**WHAT THE TASK ASKS**
Search the listing for the string "skip" and copy every line that contains it.

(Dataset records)
◆ ◆ ◆ ◆

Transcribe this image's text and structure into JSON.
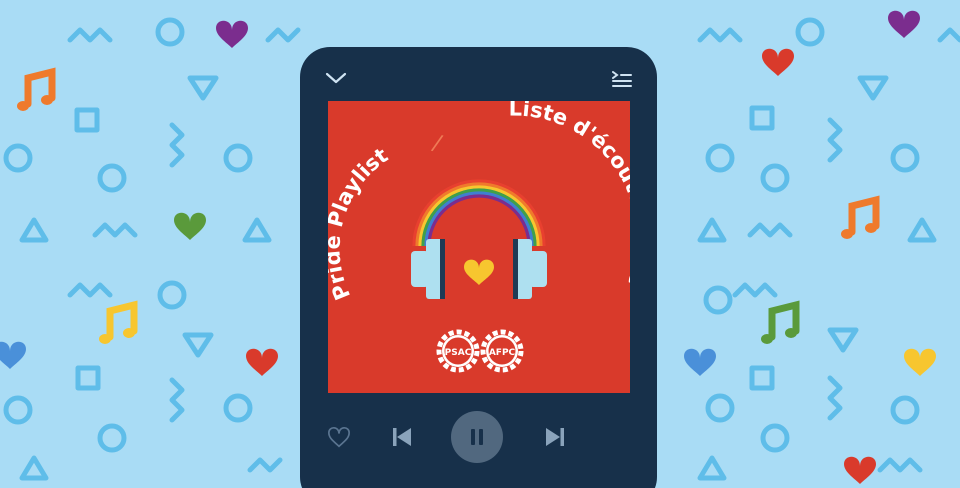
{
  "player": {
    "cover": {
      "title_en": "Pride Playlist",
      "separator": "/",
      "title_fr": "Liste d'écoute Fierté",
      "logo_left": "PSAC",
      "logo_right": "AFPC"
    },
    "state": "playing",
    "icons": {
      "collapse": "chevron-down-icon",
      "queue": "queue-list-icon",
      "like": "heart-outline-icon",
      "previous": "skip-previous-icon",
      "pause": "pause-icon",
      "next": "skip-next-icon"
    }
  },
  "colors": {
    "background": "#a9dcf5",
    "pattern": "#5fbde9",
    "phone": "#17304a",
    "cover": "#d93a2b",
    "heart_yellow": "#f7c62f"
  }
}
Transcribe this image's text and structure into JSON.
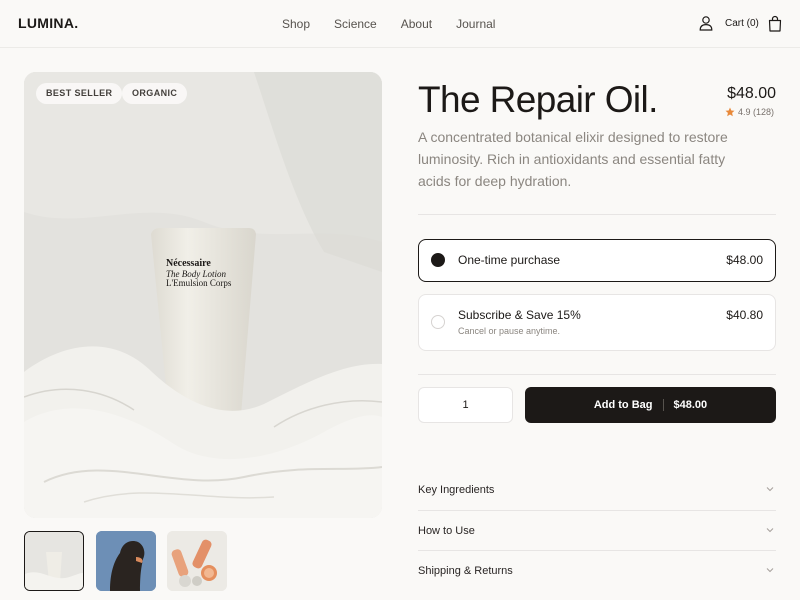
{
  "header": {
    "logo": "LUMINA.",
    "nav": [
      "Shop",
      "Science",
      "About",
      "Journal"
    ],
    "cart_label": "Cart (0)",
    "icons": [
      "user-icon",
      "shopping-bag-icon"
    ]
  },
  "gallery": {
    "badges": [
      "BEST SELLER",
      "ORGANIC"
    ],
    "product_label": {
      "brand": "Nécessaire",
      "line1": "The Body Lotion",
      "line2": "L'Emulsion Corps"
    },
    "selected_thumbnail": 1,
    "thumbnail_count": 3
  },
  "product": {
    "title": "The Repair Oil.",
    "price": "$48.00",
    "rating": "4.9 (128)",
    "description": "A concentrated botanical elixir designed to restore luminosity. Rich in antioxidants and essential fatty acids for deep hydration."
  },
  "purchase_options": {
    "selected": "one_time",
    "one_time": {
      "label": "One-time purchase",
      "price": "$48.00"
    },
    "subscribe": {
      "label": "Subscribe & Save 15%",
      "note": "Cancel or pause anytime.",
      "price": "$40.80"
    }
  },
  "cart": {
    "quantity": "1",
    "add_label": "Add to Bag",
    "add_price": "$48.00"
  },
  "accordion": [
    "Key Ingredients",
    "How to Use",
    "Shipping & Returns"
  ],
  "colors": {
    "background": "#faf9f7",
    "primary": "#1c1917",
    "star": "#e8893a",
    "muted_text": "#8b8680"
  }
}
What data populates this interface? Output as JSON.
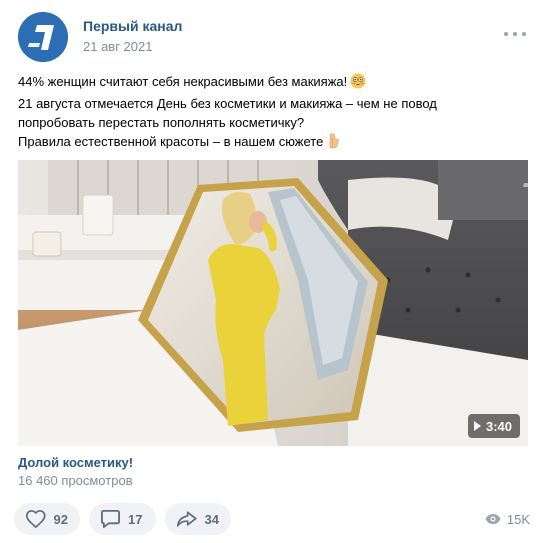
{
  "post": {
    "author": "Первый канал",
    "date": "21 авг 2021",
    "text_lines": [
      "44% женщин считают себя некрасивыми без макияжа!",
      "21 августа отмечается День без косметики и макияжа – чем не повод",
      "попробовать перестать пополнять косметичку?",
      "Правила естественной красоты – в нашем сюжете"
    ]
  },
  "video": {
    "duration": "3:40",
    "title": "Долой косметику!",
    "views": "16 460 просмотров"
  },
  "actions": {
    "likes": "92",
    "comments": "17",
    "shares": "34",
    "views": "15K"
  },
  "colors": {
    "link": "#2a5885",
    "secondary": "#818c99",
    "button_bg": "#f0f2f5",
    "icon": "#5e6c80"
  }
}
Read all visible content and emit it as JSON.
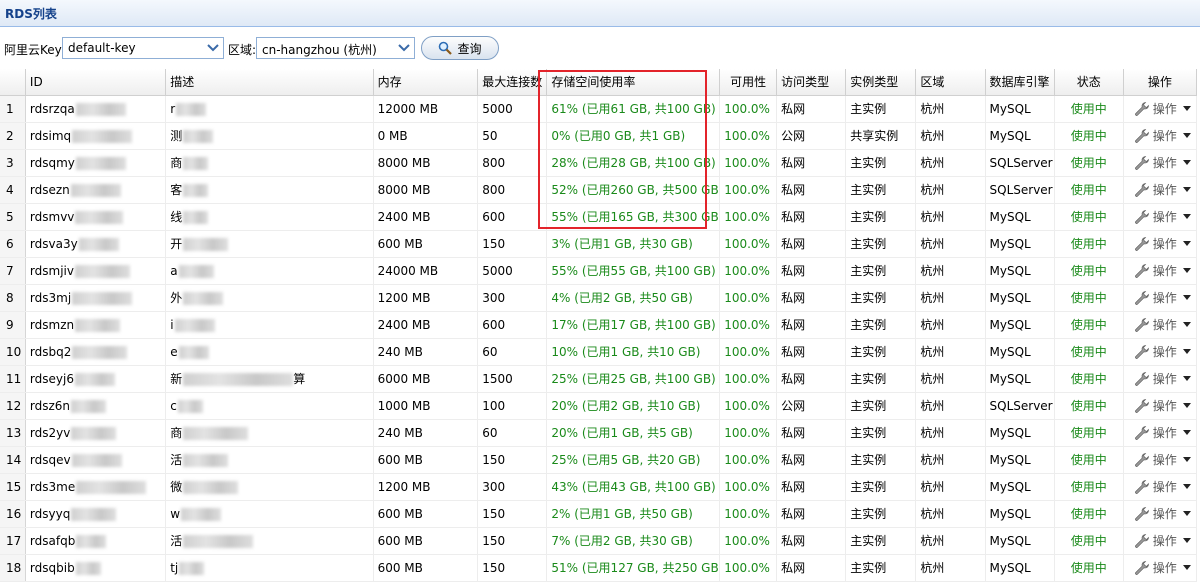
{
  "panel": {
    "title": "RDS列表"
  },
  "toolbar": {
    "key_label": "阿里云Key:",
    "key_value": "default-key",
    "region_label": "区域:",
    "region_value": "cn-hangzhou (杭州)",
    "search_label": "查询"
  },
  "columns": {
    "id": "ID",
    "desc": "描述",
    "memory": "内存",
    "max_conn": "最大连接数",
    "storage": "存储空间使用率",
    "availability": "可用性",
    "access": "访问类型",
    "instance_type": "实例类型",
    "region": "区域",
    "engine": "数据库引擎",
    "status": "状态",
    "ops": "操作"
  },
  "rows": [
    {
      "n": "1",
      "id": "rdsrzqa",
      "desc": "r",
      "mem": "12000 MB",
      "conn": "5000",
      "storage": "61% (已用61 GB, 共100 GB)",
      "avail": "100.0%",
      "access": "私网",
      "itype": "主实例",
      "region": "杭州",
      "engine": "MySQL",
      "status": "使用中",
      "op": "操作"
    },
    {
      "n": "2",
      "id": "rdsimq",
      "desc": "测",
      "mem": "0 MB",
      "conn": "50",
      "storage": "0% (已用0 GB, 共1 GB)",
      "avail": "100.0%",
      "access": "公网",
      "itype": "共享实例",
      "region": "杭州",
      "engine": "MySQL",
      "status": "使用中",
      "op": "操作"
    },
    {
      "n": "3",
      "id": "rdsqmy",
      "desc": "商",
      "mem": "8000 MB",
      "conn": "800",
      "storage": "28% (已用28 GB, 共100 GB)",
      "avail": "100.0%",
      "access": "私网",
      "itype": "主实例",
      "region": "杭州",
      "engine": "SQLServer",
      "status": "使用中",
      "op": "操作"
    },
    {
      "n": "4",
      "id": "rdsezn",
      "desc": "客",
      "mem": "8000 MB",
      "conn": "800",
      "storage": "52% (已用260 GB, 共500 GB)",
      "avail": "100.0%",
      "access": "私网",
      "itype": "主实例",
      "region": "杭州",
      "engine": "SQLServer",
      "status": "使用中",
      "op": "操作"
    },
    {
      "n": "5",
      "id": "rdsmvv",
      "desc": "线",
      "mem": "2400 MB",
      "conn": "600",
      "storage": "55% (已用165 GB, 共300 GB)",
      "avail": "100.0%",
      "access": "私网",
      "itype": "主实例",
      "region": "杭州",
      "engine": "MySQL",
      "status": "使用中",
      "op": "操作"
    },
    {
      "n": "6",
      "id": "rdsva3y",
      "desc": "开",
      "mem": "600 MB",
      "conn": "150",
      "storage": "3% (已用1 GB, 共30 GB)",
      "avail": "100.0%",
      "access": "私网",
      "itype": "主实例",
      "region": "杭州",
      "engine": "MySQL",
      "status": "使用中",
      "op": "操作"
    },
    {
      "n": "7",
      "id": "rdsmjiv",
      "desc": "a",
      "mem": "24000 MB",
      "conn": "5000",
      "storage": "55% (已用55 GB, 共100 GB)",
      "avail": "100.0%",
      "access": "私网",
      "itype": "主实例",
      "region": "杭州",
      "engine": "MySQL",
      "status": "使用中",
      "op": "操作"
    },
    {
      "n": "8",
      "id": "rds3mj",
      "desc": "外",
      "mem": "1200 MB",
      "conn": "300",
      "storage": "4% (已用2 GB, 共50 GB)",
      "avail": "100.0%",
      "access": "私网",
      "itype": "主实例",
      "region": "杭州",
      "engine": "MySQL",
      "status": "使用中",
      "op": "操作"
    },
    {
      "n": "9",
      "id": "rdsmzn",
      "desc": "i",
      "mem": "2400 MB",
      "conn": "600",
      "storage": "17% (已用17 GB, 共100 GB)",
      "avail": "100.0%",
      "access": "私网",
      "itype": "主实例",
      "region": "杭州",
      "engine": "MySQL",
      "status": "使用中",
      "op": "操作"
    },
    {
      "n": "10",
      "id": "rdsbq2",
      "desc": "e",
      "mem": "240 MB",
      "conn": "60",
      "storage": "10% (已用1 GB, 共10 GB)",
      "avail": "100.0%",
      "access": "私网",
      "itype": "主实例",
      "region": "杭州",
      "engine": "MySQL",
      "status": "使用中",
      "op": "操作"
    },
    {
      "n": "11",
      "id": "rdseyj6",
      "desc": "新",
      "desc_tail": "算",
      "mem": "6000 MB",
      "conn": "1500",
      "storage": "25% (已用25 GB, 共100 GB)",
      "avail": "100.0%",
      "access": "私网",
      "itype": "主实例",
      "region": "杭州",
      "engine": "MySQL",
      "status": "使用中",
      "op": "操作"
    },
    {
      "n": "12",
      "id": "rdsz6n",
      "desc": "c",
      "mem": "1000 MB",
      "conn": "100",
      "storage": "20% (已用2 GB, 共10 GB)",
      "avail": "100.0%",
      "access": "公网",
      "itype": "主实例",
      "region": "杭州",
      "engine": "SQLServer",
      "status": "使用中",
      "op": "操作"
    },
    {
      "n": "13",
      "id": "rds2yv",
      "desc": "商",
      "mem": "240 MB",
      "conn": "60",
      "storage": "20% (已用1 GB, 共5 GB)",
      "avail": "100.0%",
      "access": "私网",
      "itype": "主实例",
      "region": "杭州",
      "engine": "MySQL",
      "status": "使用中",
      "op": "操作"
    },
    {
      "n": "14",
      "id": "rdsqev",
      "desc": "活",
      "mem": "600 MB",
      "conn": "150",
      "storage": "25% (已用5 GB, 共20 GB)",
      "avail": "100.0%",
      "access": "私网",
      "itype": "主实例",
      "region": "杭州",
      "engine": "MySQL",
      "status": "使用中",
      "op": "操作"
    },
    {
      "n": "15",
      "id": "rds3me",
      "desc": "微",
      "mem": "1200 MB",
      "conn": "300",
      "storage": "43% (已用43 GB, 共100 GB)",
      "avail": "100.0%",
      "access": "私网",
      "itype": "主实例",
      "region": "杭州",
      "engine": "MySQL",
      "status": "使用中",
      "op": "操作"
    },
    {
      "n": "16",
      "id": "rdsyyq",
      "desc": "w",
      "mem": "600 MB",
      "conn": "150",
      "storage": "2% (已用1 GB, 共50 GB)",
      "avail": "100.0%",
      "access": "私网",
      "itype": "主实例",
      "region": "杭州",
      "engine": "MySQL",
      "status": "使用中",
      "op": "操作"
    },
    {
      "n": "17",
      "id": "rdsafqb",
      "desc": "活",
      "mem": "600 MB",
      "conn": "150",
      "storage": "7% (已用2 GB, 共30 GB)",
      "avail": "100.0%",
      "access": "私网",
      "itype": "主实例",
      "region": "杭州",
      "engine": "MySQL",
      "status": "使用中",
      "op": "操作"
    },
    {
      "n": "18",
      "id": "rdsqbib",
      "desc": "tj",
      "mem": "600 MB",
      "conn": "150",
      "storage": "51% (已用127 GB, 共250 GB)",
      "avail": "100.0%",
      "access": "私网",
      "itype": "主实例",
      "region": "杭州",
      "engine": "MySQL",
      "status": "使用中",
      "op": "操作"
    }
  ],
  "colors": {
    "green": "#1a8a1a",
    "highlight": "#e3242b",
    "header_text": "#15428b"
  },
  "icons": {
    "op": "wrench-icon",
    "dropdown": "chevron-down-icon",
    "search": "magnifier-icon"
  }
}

◆ ◆ ◆ ◆

**CORRECT ANSWER**
      "previous": "skip-previous-icon",
      "next": "skip-next-icon"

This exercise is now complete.